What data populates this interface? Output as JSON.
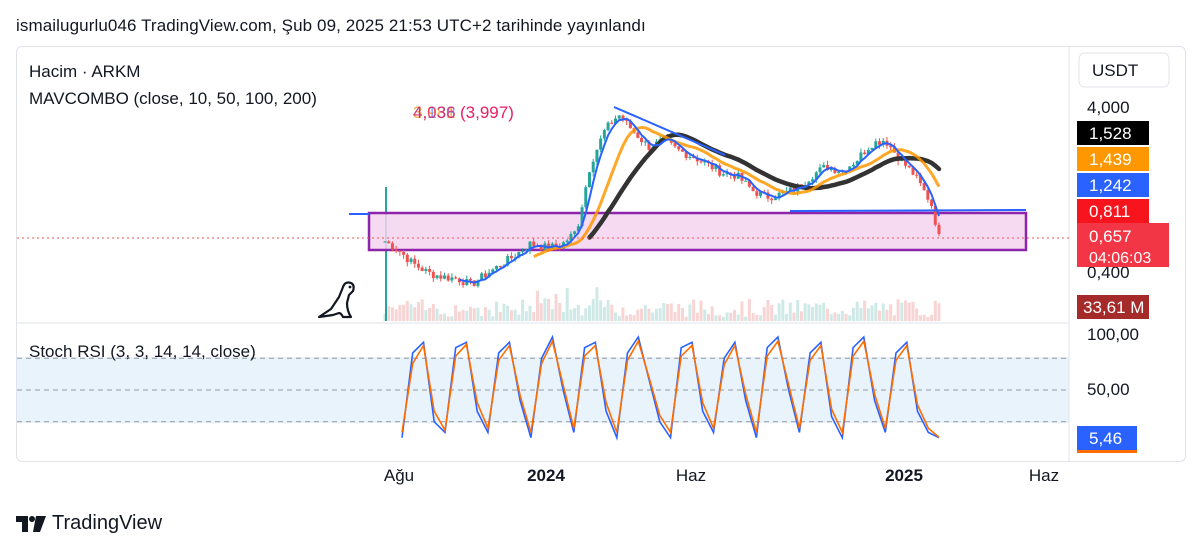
{
  "header": {
    "publish_line": "ismailugurlu046 TradingView.com, Şub 09, 2025 21:53 UTC+2 tarihinde yayınlandı"
  },
  "main_pane": {
    "legend_volume": "Hacim · ARKM",
    "legend_indicator": "MAVCOMBO (close, 10, 50, 100, 200)",
    "legend_values": [
      "4,036",
      "3,981",
      "4,138"
    ],
    "legend_value_main": "3,997",
    "currency": "USDT"
  },
  "price_scale": {
    "ticks": [
      "4,000",
      "0,400"
    ],
    "badges": [
      {
        "label": "1,528",
        "bg": "#000000",
        "fg": "#ffffff"
      },
      {
        "label": "1,439",
        "bg": "#ff9800",
        "fg": "#ffffff"
      },
      {
        "label": "1,242",
        "bg": "#2962ff",
        "fg": "#ffffff"
      },
      {
        "label": "0,811",
        "bg": "#f7141c",
        "fg": "#ffffff"
      }
    ],
    "last_price": "0,657",
    "countdown": "04:06:03",
    "volume_badge": "33,61 M"
  },
  "stoch_pane": {
    "title": "Stoch RSI (3, 3, 14, 14, close)",
    "ticks": [
      "100,00",
      "50,00"
    ],
    "value_badge": "5,46"
  },
  "time_axis": {
    "labels": [
      "Ağu",
      "2024",
      "Haz",
      "2025",
      "Haz"
    ],
    "bold": [
      false,
      true,
      false,
      true,
      false
    ]
  },
  "footer": {
    "brand": "TradingView"
  },
  "colors": {
    "ma10": "#2962ff",
    "ma50": "#ff9800",
    "ma100": "#000000",
    "up": "#26a69a",
    "down": "#ef5350",
    "zone_fill": "#f3d4f0",
    "zone_stroke": "#8e24aa",
    "trend": "#2962ff",
    "k_line": "#2962ff",
    "d_line": "#ff6d00"
  },
  "chart_data": [
    {
      "type": "candlestick",
      "title": "ARKM / USDT",
      "x_labels": [
        "Ağu",
        "2024",
        "Haz",
        "2025",
        "Haz"
      ],
      "scale": "log",
      "y_ticks": [
        "4,000",
        "0,400"
      ],
      "close_series": [
        [
          "2023-07-18",
          0.62
        ],
        [
          "2023-08-01",
          0.55
        ],
        [
          "2023-08-15",
          0.46
        ],
        [
          "2023-09-01",
          0.4
        ],
        [
          "2023-09-15",
          0.38
        ],
        [
          "2023-10-01",
          0.37
        ],
        [
          "2023-10-15",
          0.34
        ],
        [
          "2023-11-01",
          0.4
        ],
        [
          "2023-11-15",
          0.45
        ],
        [
          "2023-12-01",
          0.52
        ],
        [
          "2023-12-15",
          0.6
        ],
        [
          "2024-01-01",
          0.57
        ],
        [
          "2024-01-15",
          0.58
        ],
        [
          "2024-02-01",
          0.72
        ],
        [
          "2024-02-15",
          1.8
        ],
        [
          "2024-03-01",
          2.9
        ],
        [
          "2024-03-15",
          3.6
        ],
        [
          "2024-04-01",
          2.8
        ],
        [
          "2024-04-15",
          2.3
        ],
        [
          "2024-05-01",
          2.5
        ],
        [
          "2024-05-15",
          2.2
        ],
        [
          "2024-06-01",
          2.0
        ],
        [
          "2024-06-15",
          1.8
        ],
        [
          "2024-07-01",
          1.6
        ],
        [
          "2024-07-15",
          1.55
        ],
        [
          "2024-08-01",
          1.25
        ],
        [
          "2024-08-15",
          1.15
        ],
        [
          "2024-09-01",
          1.2
        ],
        [
          "2024-09-15",
          1.3
        ],
        [
          "2024-10-01",
          1.55
        ],
        [
          "2024-10-15",
          1.75
        ],
        [
          "2024-11-01",
          1.65
        ],
        [
          "2024-11-15",
          1.9
        ],
        [
          "2024-12-01",
          2.4
        ],
        [
          "2024-12-15",
          2.55
        ],
        [
          "2025-01-01",
          1.9
        ],
        [
          "2025-01-15",
          1.55
        ],
        [
          "2025-02-01",
          1.05
        ],
        [
          "2025-02-09",
          0.657
        ]
      ],
      "moving_averages": [
        {
          "name": "MA10",
          "last": 1.242,
          "color": "#2962ff"
        },
        {
          "name": "MA50",
          "last": 1.439,
          "color": "#ff9800"
        },
        {
          "name": "MA100",
          "last": 1.528,
          "color": "#000000"
        }
      ],
      "support_zone": [
        0.6,
        0.78
      ],
      "last_price": 0.657,
      "volume_last": "33,61 M"
    },
    {
      "type": "line",
      "title": "Stoch RSI (3, 3, 14, 14, close)",
      "ylim": [
        0,
        100
      ],
      "bands": [
        20,
        50,
        80
      ],
      "series": [
        {
          "values": [
            5,
            85,
            95,
            20,
            10,
            90,
            95,
            30,
            10,
            85,
            95,
            40,
            5,
            80,
            100,
            50,
            10,
            90,
            95,
            30,
            5,
            85,
            100,
            60,
            20,
            5,
            90,
            95,
            30,
            10,
            80,
            95,
            40,
            5,
            90,
            100,
            50,
            10,
            85,
            95,
            25,
            5,
            90,
            100,
            40,
            10,
            85,
            95,
            30,
            10,
            5
          ]
        },
        {
          "values": [
            10,
            75,
            92,
            30,
            12,
            82,
            93,
            38,
            14,
            78,
            92,
            45,
            10,
            75,
            96,
            55,
            14,
            82,
            92,
            38,
            10,
            78,
            96,
            62,
            26,
            10,
            82,
            92,
            38,
            14,
            74,
            92,
            46,
            10,
            82,
            96,
            55,
            14,
            78,
            92,
            32,
            10,
            82,
            96,
            46,
            14,
            78,
            92,
            36,
            14,
            5.46
          ]
        }
      ],
      "last": 5.46
    }
  ]
}
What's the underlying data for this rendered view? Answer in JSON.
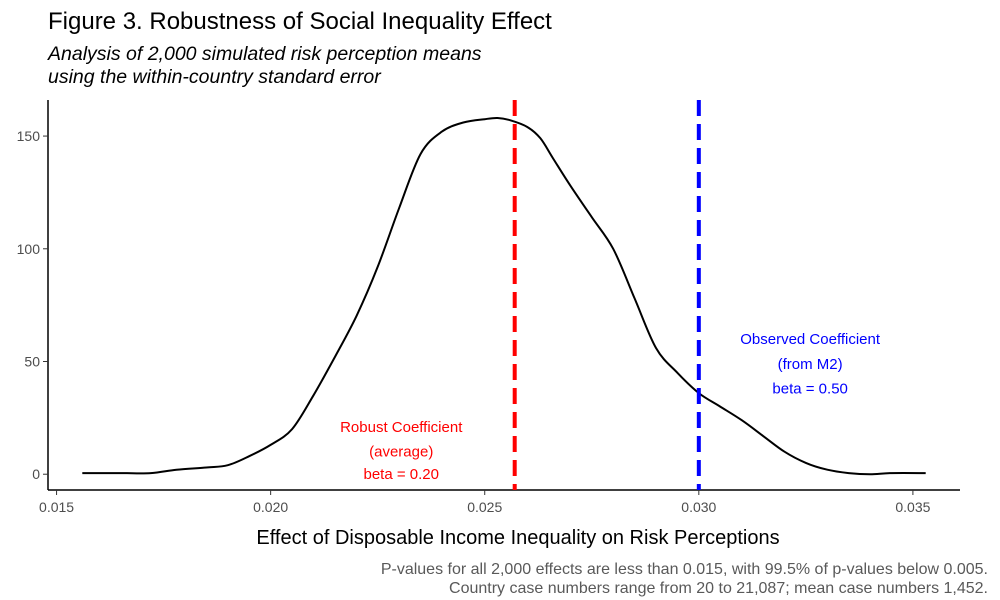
+---+
Work instructions: Leave out all images, then reproduce the entries above exactly.

Result of this exercise:
What data populates this interface? Output as JSON.
{
  "header": {
    "publish_line": "ismailugurlu046 TradingView.com, Şub 09, 2025 21:53 UTC+2 tarihinde yayınlandı"
  },
  "main_pane": {
    "legend_volume": "Hacim · ARKM",
    "legend_indicator": "MAVCOMBO (close, 10, 50, 100, 200)",
    "legend_values": [
      "4,036",
      "3,981",
      "4,138"
    ],
    "legend_value_main": "3,997",
    "currency": "USDT"
  },
  "price_scale": {
    "ticks": [
      "4,000",
      "0,400"
    ],
    "badges": [
      {
        "label": "1,528",
        "bg": "#000000",
        "fg": "#ffffff"
      },
      {
        "label": "1,439",
        "bg": "#ff9800",
        "fg": "#ffffff"
      },
      {
        "label": "1,242",
        "bg": "#2962ff",
        "fg": "#ffffff"
      },
      {
        "label": "0,811",
        "bg": "#f7141c",
        "fg": "#ffffff"
      }
    ],
    "last_price": "0,657",
    "countdown": "04:06:03",
    "volume_badge": "33,61 M"
  },
  "stoch_pane": {
    "title": "Stoch RSI (3, 3, 14, 14, close)",
    "ticks": [
      "100,00",
      "50,00"
    ],
    "value_badge": "5,46"
  },
  "time_axis": {
    "labels": [
      "Ağu",
      "2024",
      "Haz",
      "2025",
      "Haz"
    ],
    "bold": [
      false,
      true,
      false,
      true,
      false
    ]
  },
  "footer": {
    "brand": "TradingView"
  },
  "colors": {
    "ma10": "#2962ff",
    "ma50": "#ff9800",
    "ma100": "#000000",
    "up": "#26a69a",
    "down": "#ef5350",
    "zone_fill": "#f3d4f0",
    "zone_stroke": "#8e24aa",
    "trend": "#2962ff",
    "k_line": "#2962ff",
    "d_line": "#ff6d00"
  },
  "chart_data": [
    {
      "type": "candlestick",
      "title": "ARKM / USDT",
      "x_labels": [
        "Ağu",
        "2024",
        "Haz",
        "2025",
        "Haz"
      ],
      "scale": "log",
      "y_ticks": [
        "4,000",
        "0,400"
      ],
      "close_series": [
        [
          "2023-07-18",
          0.62
        ],
        [
          "2023-08-01",
          0.55
        ],
        [
          "2023-08-15",
          0.46
        ],
        [
          "2023-09-01",
          0.4
        ],
        [
          "2023-09-15",
          0.38
        ],
        [
          "2023-10-01",
          0.37
        ],
        [
          "2023-10-15",
          0.34
        ],
        [
          "2023-11-01",
          0.4
        ],
        [
          "2023-11-15",
          0.45
        ],
        [
          "2023-12-01",
          0.52
        ],
        [
          "2023-12-15",
          0.6
        ],
        [
          "2024-01-01",
          0.57
        ],
        [
          "2024-01-15",
          0.58
        ],
        [
          "2024-02-01",
          0.72
        ],
        [
          "2024-02-15",
          1.8
        ],
        [
          "2024-03-01",
          2.9
        ],
        [
          "2024-03-15",
          3.6
        ],
        [
          "2024-04-01",
          2.8
        ],
        [
          "2024-04-15",
          2.3
        ],
        [
          "2024-05-01",
          2.5
        ],
        [
          "2024-05-15",
          2.2
        ],
        [
          "2024-06-01",
          2.0
        ],
        [
          "2024-06-15",
          1.8
        ],
        [
          "2024-07-01",
          1.6
        ],
        [
          "2024-07-15",
          1.55
        ],
        [
          "2024-08-01",
          1.25
        ],
        [
          "2024-08-15",
          1.15
        ],
        [
          "2024-09-01",
          1.2
        ],
        [
          "2024-09-15",
          1.3
        ],
        [
          "2024-10-01",
          1.55
        ],
        [
          "2024-10-15",
          1.75
        ],
        [
          "2024-11-01",
          1.65
        ],
        [
          "2024-11-15",
          1.9
        ],
        [
          "2024-12-01",
          2.4
        ],
        [
          "2024-12-15",
          2.55
        ],
        [
          "2025-01-01",
          1.9
        ],
        [
          "2025-01-15",
          1.55
        ],
        [
          "2025-02-01",
          1.05
        ],
        [
          "2025-02-09",
          0.657
        ]
      ],
      "moving_averages": [
        {
          "name": "MA10",
          "last": 1.242,
          "color": "#2962ff"
        },
        {
          "name": "MA50",
          "last": 1.439,
          "color": "#ff9800"
        },
        {
          "name": "MA100",
          "last": 1.528,
          "color": "#000000"
        }
      ],
      "support_zone": [
        0.6,
        0.78
      ],
      "last_price": 0.657,
      "volume_last": "33,61 M"
    },
    {
      "type": "line",
      "title": "Stoch RSI (3, 3, 14, 14, close)",
      "ylim": [
        0,
        100
      ],
      "bands": [
        20,
        50,
        80
      ],
      "series": [
        {
          "values": [
            5,
            85,
            95,
            20,
            10,
            90,
            95,
            30,
            10,
            85,
            95,
            40,
            5,
            80,
            100,
            50,
            10,
            90,
            95,
            30,
            5,
            85,
            100,
            60,
            20,
            5,
            90,
            95,
            30,
            10,
            80,
            95,
            40,
            5,
            90,
            100,
            50,
            10,
            85,
            95,
            25,
            5,
            90,
            100,
            40,
            10,
            85,
            95,
            30,
            10,
            5
          ]
        },
        {
          "values": [
            10,
            75,
            92,
            30,
            12,
            82,
            93,
            38,
            14,
            78,
            92,
            45,
            10,
            75,
            96,
            55,
            14,
            82,
            92,
            38,
            10,
            78,
            96,
            62,
            26,
            10,
            82,
            92,
            38,
            14,
            74,
            92,
            46,
            10,
            82,
            96,
            55,
            14,
            78,
            92,
            32,
            10,
            82,
            96,
            46,
            14,
            78,
            92,
            36,
            14,
            5.46
          ]
        }
      ],
      "last": 5.46
    }
  ]
}
What's the underlying data for this rendered view? Answer in JSON.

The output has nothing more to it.